[Recorded data]
****

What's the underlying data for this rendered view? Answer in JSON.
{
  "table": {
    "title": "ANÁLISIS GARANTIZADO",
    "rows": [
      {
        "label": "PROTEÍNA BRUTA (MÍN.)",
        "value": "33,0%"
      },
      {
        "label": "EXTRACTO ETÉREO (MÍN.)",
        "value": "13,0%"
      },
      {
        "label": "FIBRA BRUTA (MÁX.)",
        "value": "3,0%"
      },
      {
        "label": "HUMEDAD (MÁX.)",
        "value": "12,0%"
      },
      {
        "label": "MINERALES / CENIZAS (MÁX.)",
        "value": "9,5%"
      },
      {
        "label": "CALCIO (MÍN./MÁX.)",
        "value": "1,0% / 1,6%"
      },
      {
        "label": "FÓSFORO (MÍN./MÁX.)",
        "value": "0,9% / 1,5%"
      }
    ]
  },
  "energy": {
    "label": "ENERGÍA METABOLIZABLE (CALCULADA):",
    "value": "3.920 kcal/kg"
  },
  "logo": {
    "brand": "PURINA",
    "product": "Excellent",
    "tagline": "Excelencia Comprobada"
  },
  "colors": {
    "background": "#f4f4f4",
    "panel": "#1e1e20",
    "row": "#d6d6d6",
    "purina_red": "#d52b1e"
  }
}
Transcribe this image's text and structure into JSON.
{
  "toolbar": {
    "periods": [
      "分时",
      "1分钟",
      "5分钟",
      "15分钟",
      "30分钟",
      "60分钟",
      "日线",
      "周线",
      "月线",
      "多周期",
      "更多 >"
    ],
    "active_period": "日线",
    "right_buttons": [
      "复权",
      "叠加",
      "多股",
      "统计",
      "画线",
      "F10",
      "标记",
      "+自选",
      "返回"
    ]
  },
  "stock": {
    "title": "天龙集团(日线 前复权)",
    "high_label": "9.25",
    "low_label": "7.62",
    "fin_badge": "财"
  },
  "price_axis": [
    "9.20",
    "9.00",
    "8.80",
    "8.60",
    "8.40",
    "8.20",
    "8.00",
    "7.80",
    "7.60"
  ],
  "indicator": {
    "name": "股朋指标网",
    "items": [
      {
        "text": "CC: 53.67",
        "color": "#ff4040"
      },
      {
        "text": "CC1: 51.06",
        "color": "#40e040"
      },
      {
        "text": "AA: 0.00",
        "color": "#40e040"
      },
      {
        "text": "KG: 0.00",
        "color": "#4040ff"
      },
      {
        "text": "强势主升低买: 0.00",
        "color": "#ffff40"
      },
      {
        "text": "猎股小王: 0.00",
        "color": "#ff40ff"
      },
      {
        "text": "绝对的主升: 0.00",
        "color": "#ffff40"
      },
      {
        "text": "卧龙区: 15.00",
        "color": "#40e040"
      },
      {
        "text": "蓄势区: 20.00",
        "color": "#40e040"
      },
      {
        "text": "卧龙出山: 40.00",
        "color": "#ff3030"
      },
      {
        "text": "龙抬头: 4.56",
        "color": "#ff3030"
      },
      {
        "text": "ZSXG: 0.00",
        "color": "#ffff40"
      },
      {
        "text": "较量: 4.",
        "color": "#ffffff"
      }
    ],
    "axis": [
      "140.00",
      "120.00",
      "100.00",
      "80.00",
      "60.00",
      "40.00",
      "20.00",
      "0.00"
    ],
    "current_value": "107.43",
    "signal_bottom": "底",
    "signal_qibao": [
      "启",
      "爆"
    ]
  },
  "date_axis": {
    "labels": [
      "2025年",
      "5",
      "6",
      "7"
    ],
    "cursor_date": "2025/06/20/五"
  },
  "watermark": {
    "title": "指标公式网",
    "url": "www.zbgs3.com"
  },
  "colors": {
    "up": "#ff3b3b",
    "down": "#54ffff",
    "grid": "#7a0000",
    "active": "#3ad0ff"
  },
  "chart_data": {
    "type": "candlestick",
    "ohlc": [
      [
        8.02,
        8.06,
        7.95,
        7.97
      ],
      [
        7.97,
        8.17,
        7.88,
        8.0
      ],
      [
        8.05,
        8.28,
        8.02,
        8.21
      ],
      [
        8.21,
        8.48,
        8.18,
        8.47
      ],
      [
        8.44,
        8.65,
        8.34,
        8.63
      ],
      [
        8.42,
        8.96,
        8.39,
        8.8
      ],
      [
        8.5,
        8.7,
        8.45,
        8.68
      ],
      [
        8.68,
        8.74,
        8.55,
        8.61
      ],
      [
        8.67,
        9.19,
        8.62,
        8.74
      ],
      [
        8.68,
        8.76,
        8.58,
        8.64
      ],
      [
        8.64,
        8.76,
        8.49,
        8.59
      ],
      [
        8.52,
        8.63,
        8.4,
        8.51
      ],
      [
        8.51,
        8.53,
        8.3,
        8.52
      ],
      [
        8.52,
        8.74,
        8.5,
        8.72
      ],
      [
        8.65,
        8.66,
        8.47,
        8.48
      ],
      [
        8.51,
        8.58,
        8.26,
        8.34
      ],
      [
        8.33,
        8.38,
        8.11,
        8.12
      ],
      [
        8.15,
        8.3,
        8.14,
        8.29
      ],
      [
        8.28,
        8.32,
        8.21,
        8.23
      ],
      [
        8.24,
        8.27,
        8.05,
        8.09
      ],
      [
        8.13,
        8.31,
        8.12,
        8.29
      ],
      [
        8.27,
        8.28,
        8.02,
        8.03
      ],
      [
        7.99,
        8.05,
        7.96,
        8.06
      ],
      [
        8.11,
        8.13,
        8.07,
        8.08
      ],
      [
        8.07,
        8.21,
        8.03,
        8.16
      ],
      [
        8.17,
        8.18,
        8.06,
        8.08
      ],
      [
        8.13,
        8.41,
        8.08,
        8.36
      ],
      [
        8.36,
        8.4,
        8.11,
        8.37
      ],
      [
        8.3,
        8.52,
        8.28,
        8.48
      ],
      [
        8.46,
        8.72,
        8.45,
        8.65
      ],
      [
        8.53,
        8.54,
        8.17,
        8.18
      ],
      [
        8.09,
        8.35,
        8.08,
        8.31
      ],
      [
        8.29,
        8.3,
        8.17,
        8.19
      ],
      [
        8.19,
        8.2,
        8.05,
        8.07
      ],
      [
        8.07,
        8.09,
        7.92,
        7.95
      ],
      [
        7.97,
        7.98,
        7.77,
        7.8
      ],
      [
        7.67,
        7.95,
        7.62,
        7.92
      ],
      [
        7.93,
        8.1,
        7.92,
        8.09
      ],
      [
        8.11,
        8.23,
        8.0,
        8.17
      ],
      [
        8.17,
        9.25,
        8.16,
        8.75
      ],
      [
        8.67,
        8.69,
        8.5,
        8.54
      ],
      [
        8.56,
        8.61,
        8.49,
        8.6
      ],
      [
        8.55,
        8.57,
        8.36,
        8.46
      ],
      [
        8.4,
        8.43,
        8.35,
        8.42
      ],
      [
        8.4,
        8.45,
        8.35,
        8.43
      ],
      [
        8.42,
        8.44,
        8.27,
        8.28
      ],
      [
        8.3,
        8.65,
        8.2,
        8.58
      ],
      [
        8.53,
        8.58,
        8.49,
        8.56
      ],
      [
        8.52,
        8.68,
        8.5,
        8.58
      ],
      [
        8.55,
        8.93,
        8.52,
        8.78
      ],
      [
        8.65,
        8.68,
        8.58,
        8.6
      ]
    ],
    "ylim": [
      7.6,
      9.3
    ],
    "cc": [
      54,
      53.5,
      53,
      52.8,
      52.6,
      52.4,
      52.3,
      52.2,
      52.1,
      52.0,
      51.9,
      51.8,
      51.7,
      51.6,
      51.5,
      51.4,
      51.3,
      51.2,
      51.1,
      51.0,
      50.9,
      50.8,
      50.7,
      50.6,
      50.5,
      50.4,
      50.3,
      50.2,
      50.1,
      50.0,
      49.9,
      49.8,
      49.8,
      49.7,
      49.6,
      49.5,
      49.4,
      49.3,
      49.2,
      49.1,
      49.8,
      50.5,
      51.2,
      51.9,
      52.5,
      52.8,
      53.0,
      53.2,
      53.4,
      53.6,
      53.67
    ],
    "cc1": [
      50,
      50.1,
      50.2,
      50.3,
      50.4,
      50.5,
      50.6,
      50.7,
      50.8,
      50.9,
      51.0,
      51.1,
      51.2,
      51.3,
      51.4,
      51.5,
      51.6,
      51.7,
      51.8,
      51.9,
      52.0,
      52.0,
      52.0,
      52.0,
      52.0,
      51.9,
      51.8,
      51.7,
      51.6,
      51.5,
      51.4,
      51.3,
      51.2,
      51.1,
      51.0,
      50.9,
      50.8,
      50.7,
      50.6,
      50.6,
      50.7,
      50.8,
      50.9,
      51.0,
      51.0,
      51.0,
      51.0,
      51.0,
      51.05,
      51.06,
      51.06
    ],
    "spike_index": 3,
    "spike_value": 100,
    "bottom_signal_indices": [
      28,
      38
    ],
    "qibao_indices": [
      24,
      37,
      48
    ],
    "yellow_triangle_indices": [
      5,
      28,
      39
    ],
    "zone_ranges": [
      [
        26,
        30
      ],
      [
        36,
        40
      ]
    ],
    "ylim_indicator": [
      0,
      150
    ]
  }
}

****

→ AIM
Track down every line holding the string "this" and copy it.

→ RESULT BELOW
What's the underlying data for this rendered view? Answer in JSON.
Transcribe this image's text and structure into JSON.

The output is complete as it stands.